ACTION ITEM -
Your response should contain each line of the data that includes "ANIMAL".

(Stored data)
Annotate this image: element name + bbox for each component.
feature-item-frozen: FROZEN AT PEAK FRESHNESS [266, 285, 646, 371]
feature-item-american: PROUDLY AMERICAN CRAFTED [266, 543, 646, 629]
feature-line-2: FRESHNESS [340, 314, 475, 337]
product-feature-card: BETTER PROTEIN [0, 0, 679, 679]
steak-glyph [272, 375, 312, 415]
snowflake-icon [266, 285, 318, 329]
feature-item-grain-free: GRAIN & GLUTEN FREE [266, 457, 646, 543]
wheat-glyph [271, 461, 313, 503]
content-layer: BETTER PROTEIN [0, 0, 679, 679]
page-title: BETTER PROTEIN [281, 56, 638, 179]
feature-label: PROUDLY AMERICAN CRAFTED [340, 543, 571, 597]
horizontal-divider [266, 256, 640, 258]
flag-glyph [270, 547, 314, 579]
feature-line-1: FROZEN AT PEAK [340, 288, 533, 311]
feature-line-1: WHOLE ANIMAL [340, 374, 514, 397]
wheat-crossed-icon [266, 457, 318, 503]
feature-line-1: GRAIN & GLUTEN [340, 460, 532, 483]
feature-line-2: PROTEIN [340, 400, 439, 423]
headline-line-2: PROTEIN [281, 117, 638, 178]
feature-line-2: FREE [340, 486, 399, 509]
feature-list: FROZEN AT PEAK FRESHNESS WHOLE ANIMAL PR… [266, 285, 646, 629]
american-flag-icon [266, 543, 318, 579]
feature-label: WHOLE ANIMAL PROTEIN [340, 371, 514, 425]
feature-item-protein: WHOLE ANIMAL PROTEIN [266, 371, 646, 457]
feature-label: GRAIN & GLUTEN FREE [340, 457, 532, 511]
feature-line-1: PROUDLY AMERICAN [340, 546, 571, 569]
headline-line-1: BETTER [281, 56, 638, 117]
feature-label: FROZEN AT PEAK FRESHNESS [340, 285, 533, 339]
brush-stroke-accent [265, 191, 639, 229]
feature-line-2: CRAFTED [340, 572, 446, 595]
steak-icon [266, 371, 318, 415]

RESPONSE AREA -
feature-line-1: WHOLE ANIMAL [340, 374, 514, 397]
feature-list: FROZEN AT PEAK FRESHNESS WHOLE ANIMAL PR… [266, 285, 646, 629]
feature-label: WHOLE ANIMAL PROTEIN [340, 371, 514, 425]
feature-item-protein: WHOLE ANIMAL PROTEIN [266, 371, 646, 457]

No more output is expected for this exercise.